(What you should do) Can you restate the records below word for word?

-- begin Exercise material --

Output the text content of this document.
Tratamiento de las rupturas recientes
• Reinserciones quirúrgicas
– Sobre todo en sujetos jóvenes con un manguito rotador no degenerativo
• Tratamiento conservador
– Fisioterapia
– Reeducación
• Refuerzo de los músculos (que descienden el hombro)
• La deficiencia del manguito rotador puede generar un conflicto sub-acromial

-- end Exercise material --

(Completed task)
Output the text content of this document.
Tratamiento de las rupturas recientes
• Reinserciones quirúrgicas
– Sobre todo en sujetos jóvenes con un manguito rotador no degenerativo
• Tratamiento conservador
– Fisioterapia
– Reeducación
• Refuerzo de los músculos (que descienden el hombro)
• La deficiencia del manguito rotador puede generar un conflicto sub-acromial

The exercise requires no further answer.